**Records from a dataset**
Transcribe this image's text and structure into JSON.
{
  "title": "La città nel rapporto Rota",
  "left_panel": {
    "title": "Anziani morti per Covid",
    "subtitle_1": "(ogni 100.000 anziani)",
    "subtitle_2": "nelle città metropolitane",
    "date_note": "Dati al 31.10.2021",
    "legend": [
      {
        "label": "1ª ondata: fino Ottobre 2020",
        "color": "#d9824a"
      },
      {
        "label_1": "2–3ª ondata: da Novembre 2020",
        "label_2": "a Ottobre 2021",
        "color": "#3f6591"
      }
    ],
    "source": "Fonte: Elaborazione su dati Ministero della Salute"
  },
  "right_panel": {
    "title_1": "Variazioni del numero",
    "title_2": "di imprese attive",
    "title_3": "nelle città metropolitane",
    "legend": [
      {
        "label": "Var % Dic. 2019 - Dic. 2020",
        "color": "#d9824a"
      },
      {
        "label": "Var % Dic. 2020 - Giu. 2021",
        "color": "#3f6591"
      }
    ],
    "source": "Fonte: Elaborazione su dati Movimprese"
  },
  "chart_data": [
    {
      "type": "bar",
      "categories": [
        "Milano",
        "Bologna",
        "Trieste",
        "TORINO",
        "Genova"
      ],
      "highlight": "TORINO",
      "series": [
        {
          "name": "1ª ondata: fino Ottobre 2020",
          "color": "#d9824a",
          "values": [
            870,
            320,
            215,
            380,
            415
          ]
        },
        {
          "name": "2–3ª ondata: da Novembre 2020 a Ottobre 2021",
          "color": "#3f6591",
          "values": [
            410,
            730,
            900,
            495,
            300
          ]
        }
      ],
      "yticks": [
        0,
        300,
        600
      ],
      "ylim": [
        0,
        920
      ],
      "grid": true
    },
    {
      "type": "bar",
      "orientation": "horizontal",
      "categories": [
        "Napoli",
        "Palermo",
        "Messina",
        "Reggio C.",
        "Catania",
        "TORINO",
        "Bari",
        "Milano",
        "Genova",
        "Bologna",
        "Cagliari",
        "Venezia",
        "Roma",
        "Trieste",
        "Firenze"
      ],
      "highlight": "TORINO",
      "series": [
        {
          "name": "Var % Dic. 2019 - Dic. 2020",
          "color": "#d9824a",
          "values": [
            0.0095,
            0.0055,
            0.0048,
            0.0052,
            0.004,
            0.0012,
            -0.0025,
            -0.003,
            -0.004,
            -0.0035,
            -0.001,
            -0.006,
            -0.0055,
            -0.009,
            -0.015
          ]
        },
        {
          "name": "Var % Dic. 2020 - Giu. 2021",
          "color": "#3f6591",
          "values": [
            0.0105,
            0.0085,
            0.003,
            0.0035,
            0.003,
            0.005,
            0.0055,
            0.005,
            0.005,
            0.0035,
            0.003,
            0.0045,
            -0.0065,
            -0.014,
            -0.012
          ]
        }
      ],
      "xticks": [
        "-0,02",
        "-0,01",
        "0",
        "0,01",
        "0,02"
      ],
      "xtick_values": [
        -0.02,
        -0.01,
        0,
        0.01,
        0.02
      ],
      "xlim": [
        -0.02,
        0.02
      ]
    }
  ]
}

**THE PROBLEM**
Where a line in the material contains "città", copy that line.

**TASK ANSWER**
  "title": "La città nel rapporto Rota",
    "subtitle_2": "nelle città metropolitane",
    "title_3": "nelle città metropolitane",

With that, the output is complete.